(Data extracted from a collection)
* START *
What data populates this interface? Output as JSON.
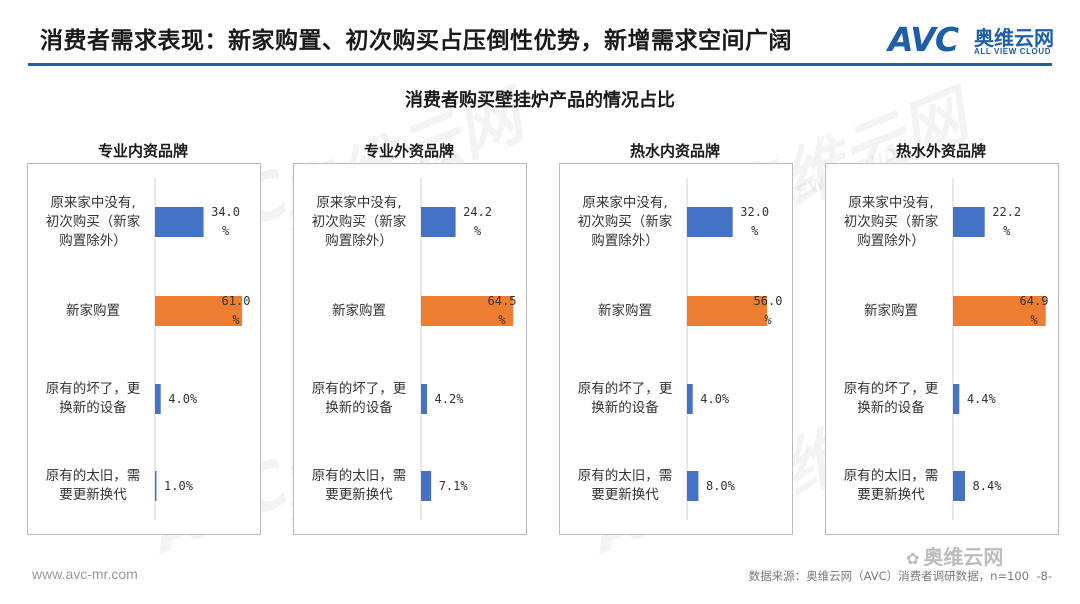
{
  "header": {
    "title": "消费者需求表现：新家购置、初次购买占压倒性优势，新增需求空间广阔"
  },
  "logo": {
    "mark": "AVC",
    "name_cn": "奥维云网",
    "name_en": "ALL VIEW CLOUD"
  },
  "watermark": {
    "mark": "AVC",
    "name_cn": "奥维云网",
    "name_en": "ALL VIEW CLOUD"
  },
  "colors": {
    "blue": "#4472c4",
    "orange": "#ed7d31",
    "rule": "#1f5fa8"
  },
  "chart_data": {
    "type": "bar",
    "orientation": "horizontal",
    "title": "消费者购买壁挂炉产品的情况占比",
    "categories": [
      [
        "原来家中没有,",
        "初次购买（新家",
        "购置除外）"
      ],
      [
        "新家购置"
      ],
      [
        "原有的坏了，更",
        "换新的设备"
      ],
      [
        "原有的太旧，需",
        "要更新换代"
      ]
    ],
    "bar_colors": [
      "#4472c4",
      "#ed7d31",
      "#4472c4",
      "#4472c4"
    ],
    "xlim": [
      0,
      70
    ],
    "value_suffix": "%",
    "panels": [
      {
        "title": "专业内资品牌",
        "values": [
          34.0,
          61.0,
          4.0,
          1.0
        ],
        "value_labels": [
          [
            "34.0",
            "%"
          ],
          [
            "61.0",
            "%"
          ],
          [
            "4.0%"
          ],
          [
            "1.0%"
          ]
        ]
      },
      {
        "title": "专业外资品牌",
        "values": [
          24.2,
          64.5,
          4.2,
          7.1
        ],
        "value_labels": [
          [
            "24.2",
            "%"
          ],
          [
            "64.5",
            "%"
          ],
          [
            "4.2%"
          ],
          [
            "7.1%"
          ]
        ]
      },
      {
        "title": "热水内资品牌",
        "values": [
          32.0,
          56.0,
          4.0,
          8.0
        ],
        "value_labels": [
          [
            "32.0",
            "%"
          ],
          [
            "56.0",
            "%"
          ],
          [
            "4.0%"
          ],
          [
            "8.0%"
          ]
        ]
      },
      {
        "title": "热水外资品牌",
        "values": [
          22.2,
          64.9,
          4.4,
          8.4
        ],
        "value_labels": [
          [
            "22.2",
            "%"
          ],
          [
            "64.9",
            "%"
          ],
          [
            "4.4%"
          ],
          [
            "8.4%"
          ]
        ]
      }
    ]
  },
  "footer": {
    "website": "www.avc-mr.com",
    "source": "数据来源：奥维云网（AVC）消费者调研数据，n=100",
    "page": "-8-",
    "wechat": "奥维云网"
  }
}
* END *
### TASK TO CARRY OUT
Pick out and copy the lines of the material that include the word "新家购置".

### EXERCISE ANSWER
    "title": "消费者需求表现：新家购置、初次购买占压倒性优势，新增需求空间广阔"
        "新家购置"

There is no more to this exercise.